» Written request
Which lines hold the string "marker"? Copy every one of them.

» Information shown
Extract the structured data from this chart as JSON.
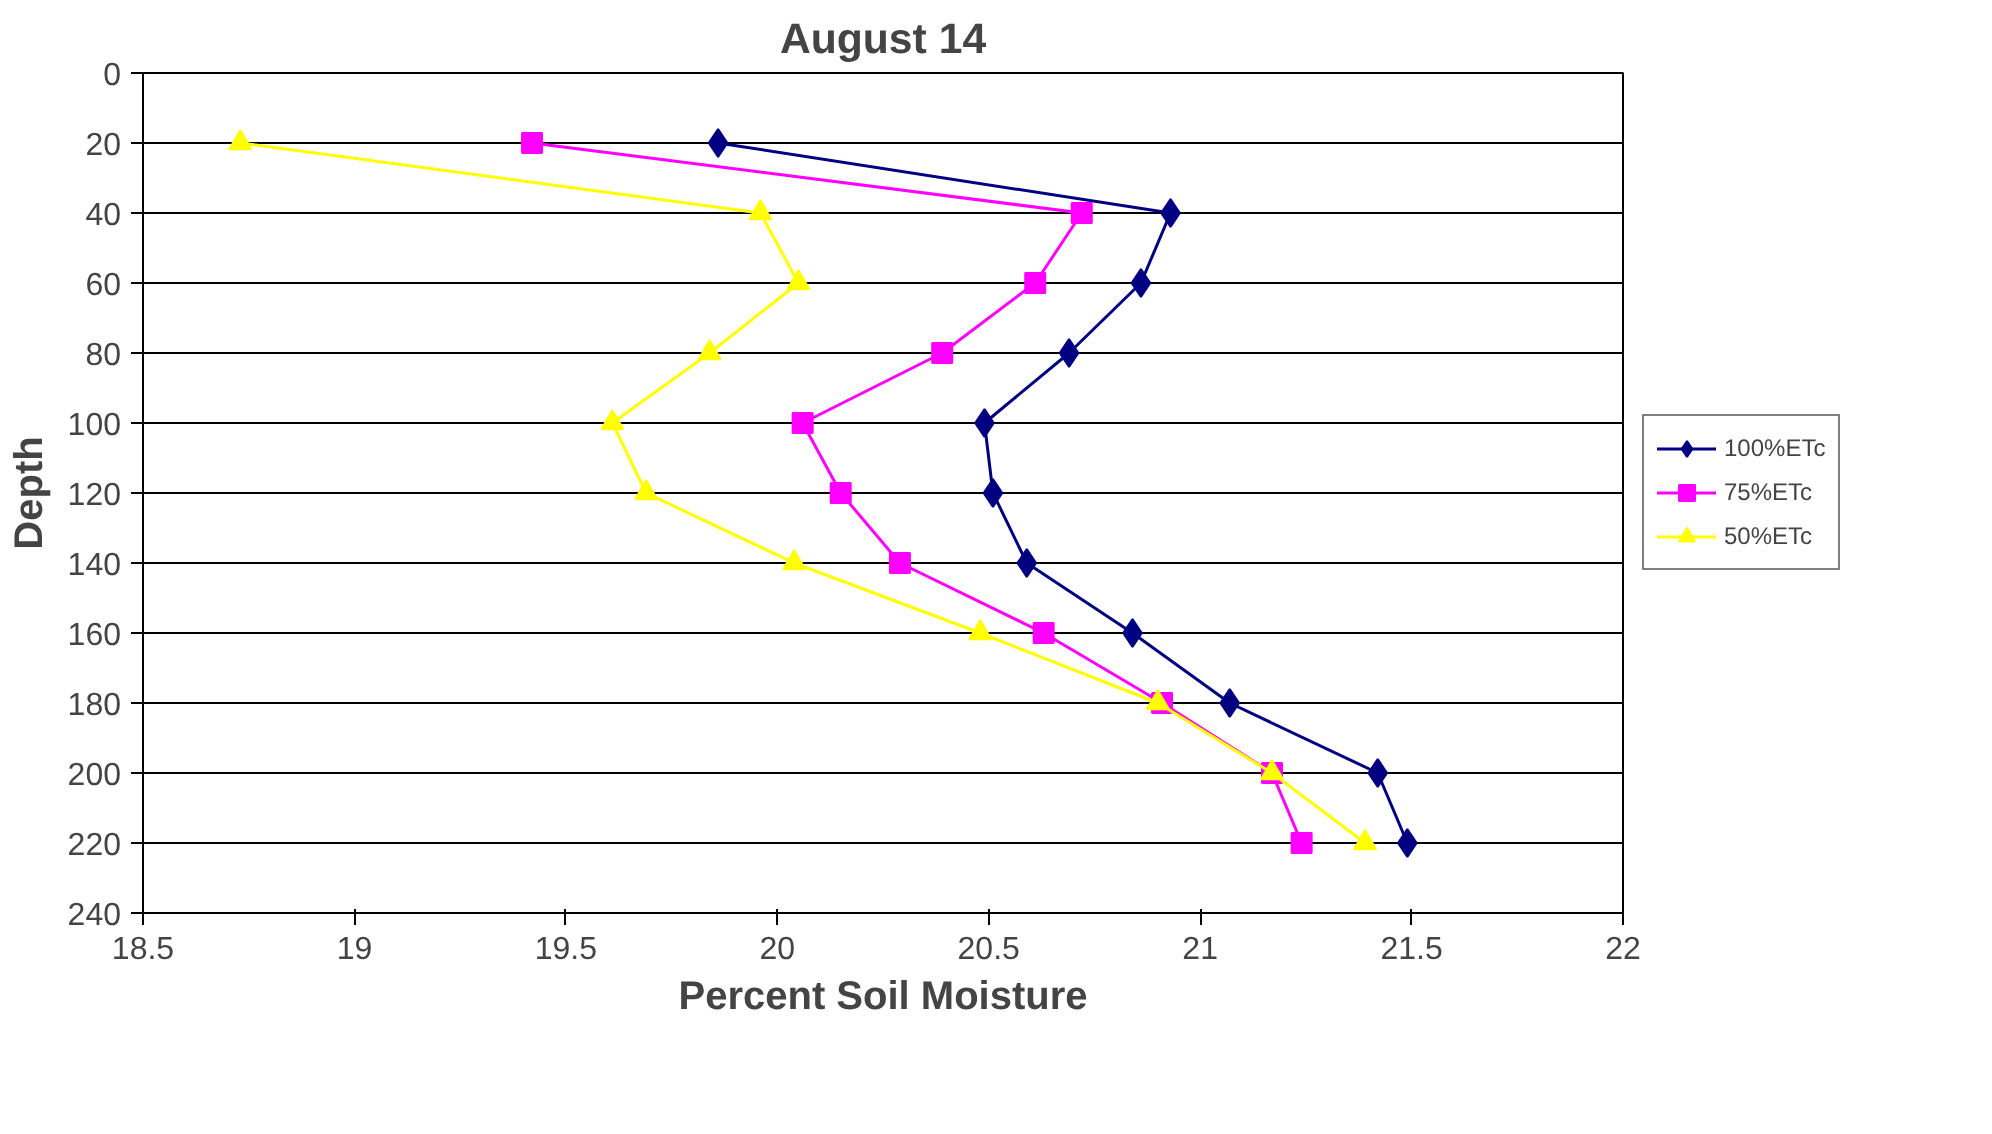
{
  "chart_data": {
    "type": "line",
    "title": "August 14",
    "xlabel": "Percent Soil Moisture",
    "ylabel": "Depth",
    "series": [
      {
        "name": "100%ETc",
        "color": "#000080",
        "marker": "diamond",
        "x": [
          19.86,
          20.93,
          20.86,
          20.69,
          20.49,
          20.51,
          20.59,
          20.84,
          21.07,
          21.42,
          21.49
        ],
        "values": [
          20,
          40,
          60,
          80,
          100,
          120,
          140,
          160,
          180,
          200,
          220
        ]
      },
      {
        "name": "75%ETc",
        "color": "#ff00ff",
        "marker": "square",
        "x": [
          19.42,
          20.72,
          20.61,
          20.39,
          20.06,
          20.15,
          20.29,
          20.63,
          20.91,
          21.17,
          21.24
        ],
        "values": [
          20,
          40,
          60,
          80,
          100,
          120,
          140,
          160,
          180,
          200,
          220
        ]
      },
      {
        "name": "50%ETc",
        "color": "#ffff00",
        "marker": "triangle",
        "x": [
          18.73,
          19.96,
          20.05,
          19.84,
          19.61,
          19.69,
          20.04,
          20.48,
          20.9,
          21.17,
          21.39
        ],
        "values": [
          20,
          40,
          60,
          80,
          100,
          120,
          140,
          160,
          180,
          200,
          220
        ]
      }
    ],
    "xlim": [
      18.5,
      22
    ],
    "xticks": [
      18.5,
      19,
      19.5,
      20,
      20.5,
      21,
      21.5,
      22
    ],
    "ylim": [
      240,
      0
    ],
    "yticks": [
      0,
      20,
      40,
      60,
      80,
      100,
      120,
      140,
      160,
      180,
      200,
      220,
      240
    ],
    "grid": "y",
    "legend": "right"
  }
}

» Result
        "marker": "diamond",
        "marker": "square",
        "marker": "triangle",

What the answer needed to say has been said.